BEGIN SUPPLIED DATA
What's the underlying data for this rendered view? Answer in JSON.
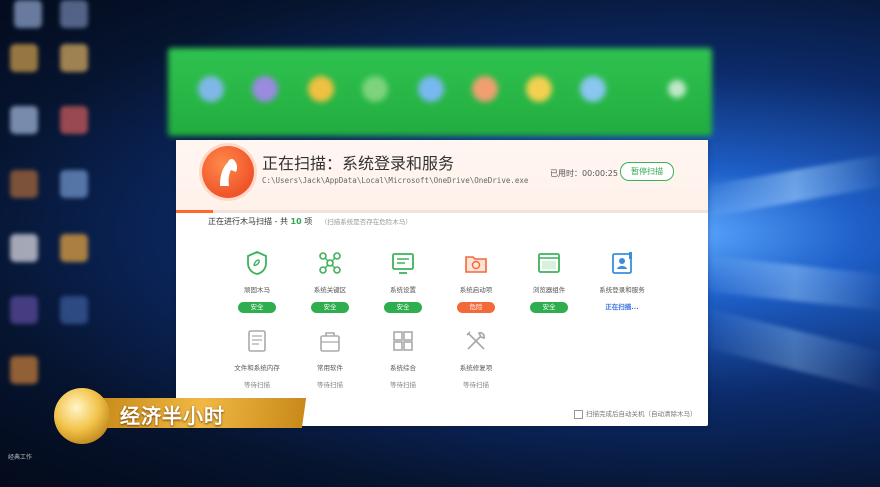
{
  "scan": {
    "title": "正在扫描：系统登录和服务",
    "path": "C:\\Users\\Jack\\AppData\\Local\\Microsoft\\OneDrive\\OneDrive.exe",
    "elapsed": "已用时：00:00:25",
    "pause_label": "暂停扫描",
    "progress": 0.07
  },
  "subheader": {
    "prefix": "正在进行木马扫描 - 共",
    "count": "10",
    "suffix": "项",
    "hint": "（扫描系统是否存在危险木马）"
  },
  "items": [
    {
      "label": "顽固木马",
      "status": "安全",
      "state": "safe",
      "icon": "shield-icon"
    },
    {
      "label": "系统关键区",
      "status": "安全",
      "state": "safe",
      "icon": "nodes-icon"
    },
    {
      "label": "系统设置",
      "status": "安全",
      "state": "safe",
      "icon": "settings-monitor-icon"
    },
    {
      "label": "系统启动项",
      "status": "危险",
      "state": "danger",
      "icon": "startup-folder-icon"
    },
    {
      "label": "浏览器组件",
      "status": "安全",
      "state": "safe",
      "icon": "browser-window-icon"
    },
    {
      "label": "系统登录和服务",
      "status": "正在扫描...",
      "state": "scanning",
      "icon": "login-service-icon"
    },
    {
      "label": "文件和系统内存",
      "status": "等待扫描",
      "state": "wait",
      "icon": "file-memory-icon"
    },
    {
      "label": "常用软件",
      "status": "等待扫描",
      "state": "wait",
      "icon": "software-icon"
    },
    {
      "label": "系统综合",
      "status": "等待扫描",
      "state": "wait",
      "icon": "windows-icon"
    },
    {
      "label": "系统修复项",
      "status": "等待扫描",
      "state": "wait",
      "icon": "repair-tools-icon"
    }
  ],
  "footer": {
    "checkbox_label": "扫描完成后自动关机（自动清除木马）"
  },
  "overlay": {
    "channel_name": "经济半小时",
    "corner_text": "经典工作"
  },
  "colors": {
    "accent_green": "#2eae4e",
    "danger_orange": "#f2693a",
    "scan_blue": "#3a6fe0",
    "logo_orange": "#f0542a"
  }
}
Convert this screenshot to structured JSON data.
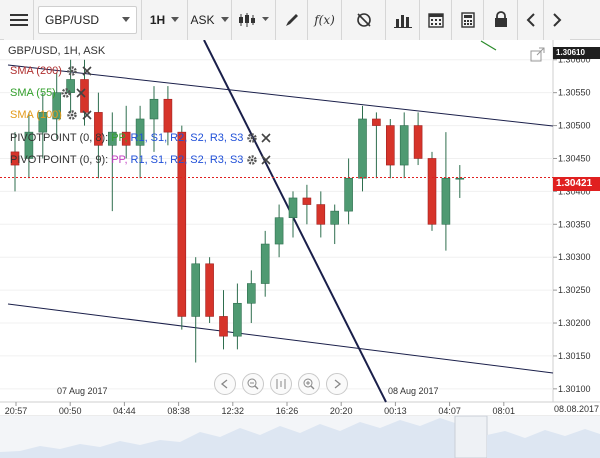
{
  "toolbar": {
    "menu_icon": "hamburger-icon",
    "symbol": "GBP/USD",
    "timeframe": "1H",
    "price_type": "ASK",
    "buttons": [
      "candlestick-icon",
      "pencil-icon",
      "function-icon",
      "compass-icon",
      "bar-chart-icon",
      "calendar-icon",
      "calculator-icon",
      "lock-icon",
      "arrow-left-icon",
      "arrow-right-icon"
    ],
    "function_label": "f(x)"
  },
  "chart": {
    "header": "GBP/USD, 1H, ASK",
    "current_price": "1.30421",
    "top_price": "1.30610",
    "date_axis_end": "08.08.2017",
    "date_labels": [
      "07 Aug 2017",
      "08 Aug 2017"
    ],
    "indicators": [
      {
        "label": "SMA (200)",
        "color": "#b03030"
      },
      {
        "label": "SMA (55)",
        "color": "#33a02c"
      },
      {
        "label": "SMA (100)",
        "color": "#e39a1a"
      }
    ],
    "pivot1": {
      "prefix": "PIVOTPOINT (0, 8):",
      "pp": "PP,",
      "r1": "R1,",
      "s1": "S1,",
      "r2": "R2,",
      "s2": "S2,",
      "r3": "R3,",
      "s3": "S3"
    },
    "pivot2": {
      "prefix": "PIVOTPOINT (0, 9):",
      "pp": "PP,",
      "r1": "R1,",
      "s1": "S1,",
      "r2": "R2,",
      "s2": "S2,",
      "r3": "R3,",
      "s3": "S3"
    },
    "price_ticks": [
      "1.30600",
      "1.30550",
      "1.30500",
      "1.30450",
      "1.30400",
      "1.30350",
      "1.30300",
      "1.30250",
      "1.30200",
      "1.30150",
      "1.30100"
    ],
    "time_ticks": [
      "20:57",
      "00:50",
      "04:44",
      "08:38",
      "12:32",
      "16:26",
      "20:20",
      "00:13",
      "04:07",
      "08:01"
    ]
  },
  "chart_data": {
    "type": "candlestick",
    "title": "GBP/USD, 1H, ASK",
    "ylim": [
      1.3008,
      1.3063
    ],
    "candles": [
      {
        "o": 1.3046,
        "h": 1.3049,
        "l": 1.304,
        "c": 1.3044
      },
      {
        "o": 1.3045,
        "h": 1.3052,
        "l": 1.3042,
        "c": 1.3049
      },
      {
        "o": 1.3049,
        "h": 1.3055,
        "l": 1.3045,
        "c": 1.3052
      },
      {
        "o": 1.3051,
        "h": 1.3058,
        "l": 1.3048,
        "c": 1.3055
      },
      {
        "o": 1.3055,
        "h": 1.306,
        "l": 1.3052,
        "c": 1.3057
      },
      {
        "o": 1.3057,
        "h": 1.306,
        "l": 1.305,
        "c": 1.3052
      },
      {
        "o": 1.3052,
        "h": 1.3055,
        "l": 1.3042,
        "c": 1.3047
      },
      {
        "o": 1.3047,
        "h": 1.3052,
        "l": 1.3037,
        "c": 1.3049
      },
      {
        "o": 1.3049,
        "h": 1.3053,
        "l": 1.3045,
        "c": 1.3047
      },
      {
        "o": 1.3047,
        "h": 1.3053,
        "l": 1.3042,
        "c": 1.3051
      },
      {
        "o": 1.3051,
        "h": 1.3056,
        "l": 1.3046,
        "c": 1.3054
      },
      {
        "o": 1.3054,
        "h": 1.3056,
        "l": 1.3047,
        "c": 1.3049
      },
      {
        "o": 1.3049,
        "h": 1.305,
        "l": 1.3019,
        "c": 1.3021
      },
      {
        "o": 1.3021,
        "h": 1.303,
        "l": 1.3014,
        "c": 1.3029
      },
      {
        "o": 1.3029,
        "h": 1.303,
        "l": 1.302,
        "c": 1.3021
      },
      {
        "o": 1.3021,
        "h": 1.3025,
        "l": 1.3016,
        "c": 1.3018
      },
      {
        "o": 1.3018,
        "h": 1.3026,
        "l": 1.3016,
        "c": 1.3023
      },
      {
        "o": 1.3023,
        "h": 1.3028,
        "l": 1.302,
        "c": 1.3026
      },
      {
        "o": 1.3026,
        "h": 1.3034,
        "l": 1.3024,
        "c": 1.3032
      },
      {
        "o": 1.3032,
        "h": 1.3038,
        "l": 1.303,
        "c": 1.3036
      },
      {
        "o": 1.3036,
        "h": 1.304,
        "l": 1.3033,
        "c": 1.3039
      },
      {
        "o": 1.3039,
        "h": 1.3041,
        "l": 1.3035,
        "c": 1.3038
      },
      {
        "o": 1.3038,
        "h": 1.304,
        "l": 1.3033,
        "c": 1.3035
      },
      {
        "o": 1.3035,
        "h": 1.3038,
        "l": 1.3032,
        "c": 1.3037
      },
      {
        "o": 1.3037,
        "h": 1.3045,
        "l": 1.3035,
        "c": 1.3042
      },
      {
        "o": 1.3042,
        "h": 1.3053,
        "l": 1.304,
        "c": 1.3051
      },
      {
        "o": 1.3051,
        "h": 1.3052,
        "l": 1.3042,
        "c": 1.305
      },
      {
        "o": 1.305,
        "h": 1.3051,
        "l": 1.3042,
        "c": 1.3044
      },
      {
        "o": 1.3044,
        "h": 1.3052,
        "l": 1.3042,
        "c": 1.305
      },
      {
        "o": 1.305,
        "h": 1.3052,
        "l": 1.3044,
        "c": 1.3045
      },
      {
        "o": 1.3045,
        "h": 1.3046,
        "l": 1.3034,
        "c": 1.3035
      },
      {
        "o": 1.3035,
        "h": 1.3049,
        "l": 1.3031,
        "c": 1.3042
      },
      {
        "o": 1.3042,
        "h": 1.3044,
        "l": 1.3039,
        "c": 1.3042
      }
    ],
    "current_price": 1.30421,
    "xlabel": "",
    "ylabel": ""
  },
  "colors": {
    "bull": "#4f9a72",
    "bear": "#d6342a",
    "current": "#e02020",
    "trend": "#1a1f4a"
  }
}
END SUPPLIED DATA
PROBLEM REQUIREMENTS.
Copy out every line of the material above that mentions the word "PIVOTPOINT".

SOLUTION.
      "prefix": "PIVOTPOINT (0, 8):",
      "prefix": "PIVOTPOINT (0, 9):",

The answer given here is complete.